* _DATA ENTRIES_
--

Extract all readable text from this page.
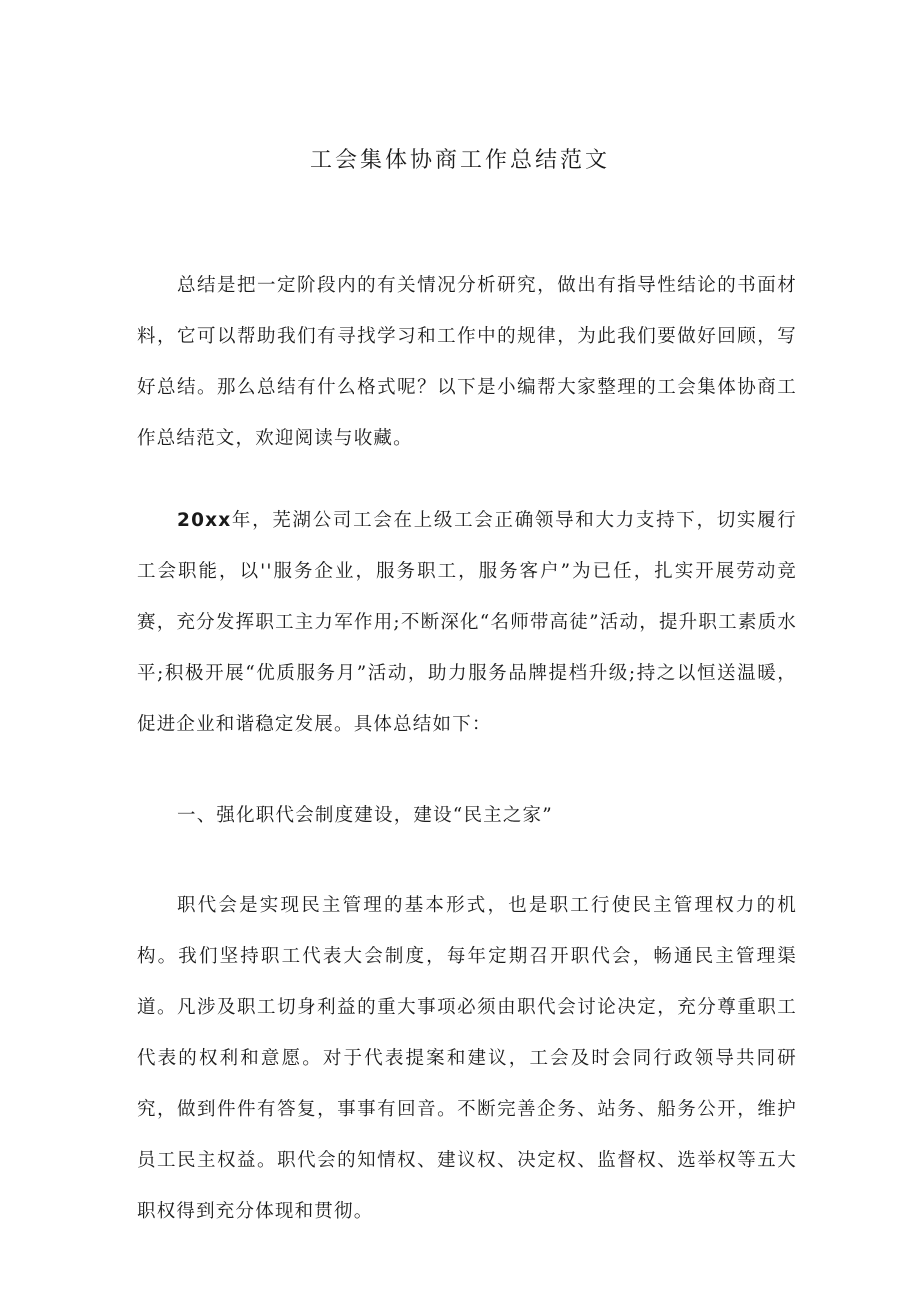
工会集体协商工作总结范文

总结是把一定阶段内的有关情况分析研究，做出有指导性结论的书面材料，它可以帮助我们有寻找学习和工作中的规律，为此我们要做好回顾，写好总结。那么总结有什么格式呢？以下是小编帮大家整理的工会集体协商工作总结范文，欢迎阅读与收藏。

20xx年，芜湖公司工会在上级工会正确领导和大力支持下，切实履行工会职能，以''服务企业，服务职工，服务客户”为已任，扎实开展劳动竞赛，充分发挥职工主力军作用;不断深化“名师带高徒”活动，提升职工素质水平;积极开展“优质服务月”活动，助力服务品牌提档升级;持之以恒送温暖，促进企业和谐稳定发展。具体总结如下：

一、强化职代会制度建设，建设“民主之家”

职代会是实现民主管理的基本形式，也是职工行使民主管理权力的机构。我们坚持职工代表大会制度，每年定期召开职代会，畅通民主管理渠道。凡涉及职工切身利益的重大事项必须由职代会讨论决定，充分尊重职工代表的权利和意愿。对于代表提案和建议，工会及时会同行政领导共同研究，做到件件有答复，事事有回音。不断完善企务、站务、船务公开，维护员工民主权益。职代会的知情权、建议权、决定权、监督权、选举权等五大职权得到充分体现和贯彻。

--

* _EXERCISE_
Write the listing out a second time exactly, dropping all images.

* _ANSWER TO THE EXERCISE_
Extract all readable text from this page.
工会集体协商工作总结范文

总结是把一定阶段内的有关情况分析研究，做出有指导性结论的书面材料，它可以帮助我们有寻找学习和工作中的规律，为此我们要做好回顾，写好总结。那么总结有什么格式呢？以下是小编帮大家整理的工会集体协商工作总结范文，欢迎阅读与收藏。

20xx年，芜湖公司工会在上级工会正确领导和大力支持下，切实履行工会职能，以''服务企业，服务职工，服务客户”为已任，扎实开展劳动竞赛，充分发挥职工主力军作用;不断深化“名师带高徒”活动，提升职工素质水平;积极开展“优质服务月”活动，助力服务品牌提档升级;持之以恒送温暖，促进企业和谐稳定发展。具体总结如下：

一、强化职代会制度建设，建设“民主之家”

职代会是实现民主管理的基本形式，也是职工行使民主管理权力的机构。我们坚持职工代表大会制度，每年定期召开职代会，畅通民主管理渠道。凡涉及职工切身利益的重大事项必须由职代会讨论决定，充分尊重职工代表的权利和意愿。对于代表提案和建议，工会及时会同行政领导共同研究，做到件件有答复，事事有回音。不断完善企务、站务、船务公开，维护员工民主权益。职代会的知情权、建议权、决定权、监督权、选举权等五大职权得到充分体现和贯彻。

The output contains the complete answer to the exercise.